## Request
Quote the records below in full, exactly as given, with the images taken out.

[begin Material shown]

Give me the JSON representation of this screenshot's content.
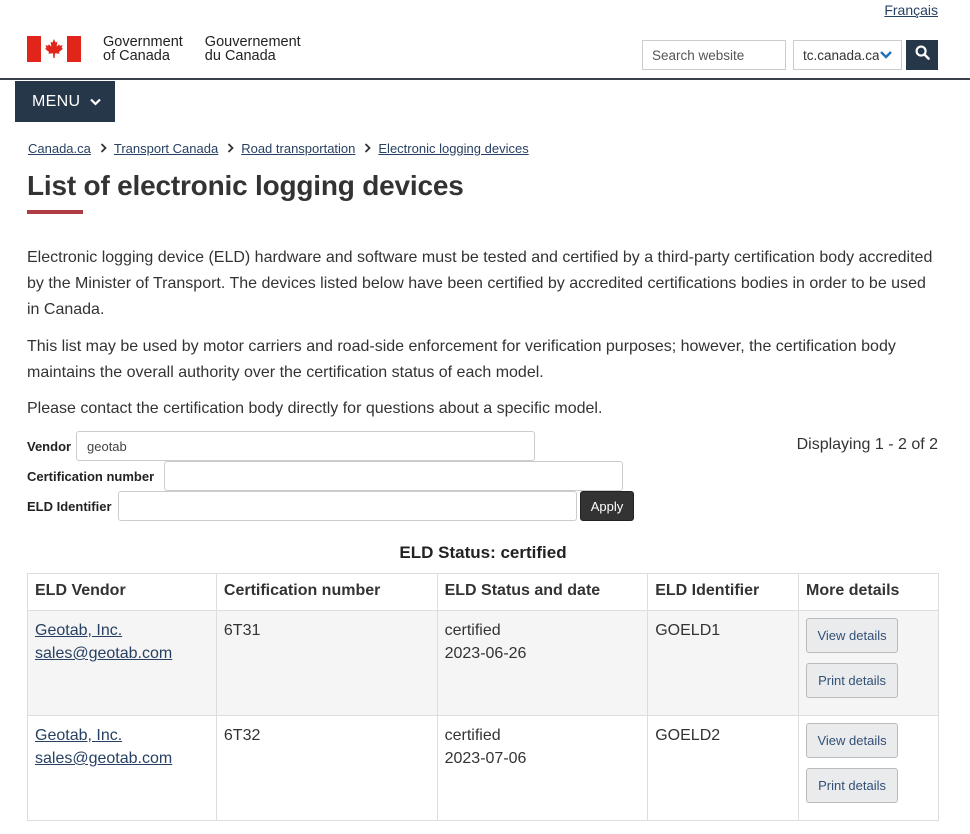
{
  "header": {
    "lang_link": "Français",
    "fip_en_line1": "Government",
    "fip_en_line2": "of Canada",
    "fip_fr_line1": "Gouvernement",
    "fip_fr_line2": "du Canada",
    "search_placeholder": "Search website",
    "scope_value": "tc.canada.ca",
    "menu_label": "MENU"
  },
  "breadcrumb": [
    "Canada.ca",
    "Transport Canada",
    "Road transportation",
    "Electronic logging devices"
  ],
  "page_title": "List of electronic logging devices",
  "paragraphs": {
    "p1": "Electronic logging device (ELD) hardware and software must be tested and certified by a third-party certification body accredited by the Minister of Transport. The devices listed below have been certified by accredited certifications bodies in order to be used in Canada.",
    "p2": "This list may be used by motor carriers and road-side enforcement for verification purposes; however, the certification body maintains the overall authority over the certification status of each model.",
    "p3": "Please contact the certification body directly for questions about a specific model."
  },
  "filters": {
    "vendor_label": "Vendor",
    "vendor_value": "geotab",
    "cert_label": "Certification number",
    "cert_value": "",
    "eld_label": "ELD Identifier",
    "eld_value": "",
    "apply_label": "Apply",
    "displaying": "Displaying 1 - 2 of 2"
  },
  "table": {
    "caption": "ELD Status: certified",
    "headers": [
      "ELD Vendor",
      "Certification number",
      "ELD Status and date",
      "ELD Identifier",
      "More details"
    ],
    "rows": [
      {
        "vendor": "Geotab, Inc.",
        "email": "sales@geotab.com",
        "cert": "6T31",
        "status": "certified",
        "date": "2023-06-26",
        "eld_id": "GOELD1",
        "view": "View details",
        "print": "Print details"
      },
      {
        "vendor": "Geotab, Inc.",
        "email": "sales@geotab.com",
        "cert": "6T32",
        "status": "certified",
        "date": "2023-07-06",
        "eld_id": "GOELD2",
        "view": "View details",
        "print": "Print details"
      }
    ]
  },
  "colors": {
    "brand_dark": "#26374a",
    "flag_red": "#e1251b",
    "title_accent": "#af3c43",
    "link": "#284162"
  },
  "icons": [
    "canada-flag-icon",
    "chevron-down-icon",
    "search-icon",
    "chevron-right-icon"
  ]
}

[end Material shown]

## Response below
Give me the JSON representation of this screenshot's content.
{
  "header": {
    "lang_link": "Français",
    "fip_en_line1": "Government",
    "fip_en_line2": "of Canada",
    "fip_fr_line1": "Gouvernement",
    "fip_fr_line2": "du Canada",
    "search_placeholder": "Search website",
    "scope_value": "tc.canada.ca",
    "menu_label": "MENU"
  },
  "breadcrumb": [
    "Canada.ca",
    "Transport Canada",
    "Road transportation",
    "Electronic logging devices"
  ],
  "page_title": "List of electronic logging devices",
  "paragraphs": {
    "p1": "Electronic logging device (ELD) hardware and software must be tested and certified by a third-party certification body accredited by the Minister of Transport. The devices listed below have been certified by accredited certifications bodies in order to be used in Canada.",
    "p2": "This list may be used by motor carriers and road-side enforcement for verification purposes; however, the certification body maintains the overall authority over the certification status of each model.",
    "p3": "Please contact the certification body directly for questions about a specific model."
  },
  "filters": {
    "vendor_label": "Vendor",
    "vendor_value": "geotab",
    "cert_label": "Certification number",
    "cert_value": "",
    "eld_label": "ELD Identifier",
    "eld_value": "",
    "apply_label": "Apply",
    "displaying": "Displaying 1 - 2 of 2"
  },
  "table": {
    "caption": "ELD Status: certified",
    "headers": [
      "ELD Vendor",
      "Certification number",
      "ELD Status and date",
      "ELD Identifier",
      "More details"
    ],
    "rows": [
      {
        "vendor": "Geotab, Inc.",
        "email": "sales@geotab.com",
        "cert": "6T31",
        "status": "certified",
        "date": "2023-06-26",
        "eld_id": "GOELD1",
        "view": "View details",
        "print": "Print details"
      },
      {
        "vendor": "Geotab, Inc.",
        "email": "sales@geotab.com",
        "cert": "6T32",
        "status": "certified",
        "date": "2023-07-06",
        "eld_id": "GOELD2",
        "view": "View details",
        "print": "Print details"
      }
    ]
  },
  "colors": {
    "brand_dark": "#26374a",
    "flag_red": "#e1251b",
    "title_accent": "#af3c43",
    "link": "#284162"
  },
  "icons": [
    "canada-flag-icon",
    "chevron-down-icon",
    "search-icon",
    "chevron-right-icon"
  ]
}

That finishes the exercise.